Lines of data

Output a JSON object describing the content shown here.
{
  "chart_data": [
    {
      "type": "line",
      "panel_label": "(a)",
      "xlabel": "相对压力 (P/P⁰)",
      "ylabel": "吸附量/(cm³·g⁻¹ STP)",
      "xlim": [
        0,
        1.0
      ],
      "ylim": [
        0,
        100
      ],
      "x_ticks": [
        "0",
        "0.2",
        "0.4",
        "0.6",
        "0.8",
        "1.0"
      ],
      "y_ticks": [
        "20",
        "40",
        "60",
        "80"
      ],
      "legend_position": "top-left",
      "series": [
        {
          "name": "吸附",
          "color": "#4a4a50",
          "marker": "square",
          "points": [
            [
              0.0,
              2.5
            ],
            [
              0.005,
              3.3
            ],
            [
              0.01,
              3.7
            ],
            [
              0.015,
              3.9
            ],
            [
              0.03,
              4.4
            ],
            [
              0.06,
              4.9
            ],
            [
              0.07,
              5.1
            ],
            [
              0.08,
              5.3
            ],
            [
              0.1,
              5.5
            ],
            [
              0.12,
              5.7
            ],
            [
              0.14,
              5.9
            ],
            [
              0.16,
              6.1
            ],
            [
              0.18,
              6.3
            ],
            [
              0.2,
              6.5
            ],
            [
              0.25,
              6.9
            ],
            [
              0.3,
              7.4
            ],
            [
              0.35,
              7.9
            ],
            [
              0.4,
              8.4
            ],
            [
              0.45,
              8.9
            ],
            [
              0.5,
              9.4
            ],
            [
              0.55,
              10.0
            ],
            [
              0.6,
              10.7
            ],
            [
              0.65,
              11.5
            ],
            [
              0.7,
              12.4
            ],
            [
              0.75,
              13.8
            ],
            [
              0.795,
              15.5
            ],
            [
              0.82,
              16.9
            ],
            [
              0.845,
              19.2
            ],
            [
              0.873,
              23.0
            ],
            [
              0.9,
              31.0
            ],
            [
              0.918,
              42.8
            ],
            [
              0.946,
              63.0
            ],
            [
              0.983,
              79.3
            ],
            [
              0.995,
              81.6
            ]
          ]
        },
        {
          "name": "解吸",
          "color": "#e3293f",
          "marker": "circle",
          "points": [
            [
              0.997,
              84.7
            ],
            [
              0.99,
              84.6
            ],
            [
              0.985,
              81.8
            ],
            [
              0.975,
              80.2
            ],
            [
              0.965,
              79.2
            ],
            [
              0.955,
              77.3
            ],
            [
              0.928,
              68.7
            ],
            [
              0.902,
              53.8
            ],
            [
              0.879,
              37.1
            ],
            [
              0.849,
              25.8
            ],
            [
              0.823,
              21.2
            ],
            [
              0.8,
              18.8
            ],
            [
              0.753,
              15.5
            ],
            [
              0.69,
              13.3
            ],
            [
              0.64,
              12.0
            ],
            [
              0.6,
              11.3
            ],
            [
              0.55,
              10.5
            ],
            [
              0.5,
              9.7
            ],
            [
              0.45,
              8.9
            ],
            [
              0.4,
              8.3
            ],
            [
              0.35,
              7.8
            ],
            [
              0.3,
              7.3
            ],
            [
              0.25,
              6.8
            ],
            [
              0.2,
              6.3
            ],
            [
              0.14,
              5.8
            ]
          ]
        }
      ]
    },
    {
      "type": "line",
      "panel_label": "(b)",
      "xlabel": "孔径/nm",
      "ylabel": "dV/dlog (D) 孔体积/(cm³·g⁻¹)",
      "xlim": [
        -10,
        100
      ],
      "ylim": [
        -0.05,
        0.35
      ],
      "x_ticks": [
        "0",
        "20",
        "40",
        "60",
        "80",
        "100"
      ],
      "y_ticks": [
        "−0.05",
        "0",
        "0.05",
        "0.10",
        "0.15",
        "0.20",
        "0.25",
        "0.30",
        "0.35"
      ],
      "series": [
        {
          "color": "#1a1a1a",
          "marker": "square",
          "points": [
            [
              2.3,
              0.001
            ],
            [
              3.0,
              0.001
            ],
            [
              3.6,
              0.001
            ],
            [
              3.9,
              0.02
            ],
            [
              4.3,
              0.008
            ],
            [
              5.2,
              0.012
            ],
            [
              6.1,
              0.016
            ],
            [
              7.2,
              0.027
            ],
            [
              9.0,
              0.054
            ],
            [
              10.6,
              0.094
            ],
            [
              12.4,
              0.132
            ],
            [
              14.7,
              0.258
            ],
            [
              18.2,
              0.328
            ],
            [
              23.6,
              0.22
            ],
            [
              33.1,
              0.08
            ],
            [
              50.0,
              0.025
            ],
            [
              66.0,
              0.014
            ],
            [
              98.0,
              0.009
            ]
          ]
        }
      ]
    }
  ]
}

PROBLEM DETAILS: Take every line containing the word "ylabel" and copy it.

COMPLETE OUTPUT:
      "ylabel": "吸附量/(cm³·g⁻¹ STP)",
      "ylabel": "dV/dlog (D) 孔体积/(cm³·g⁻¹)",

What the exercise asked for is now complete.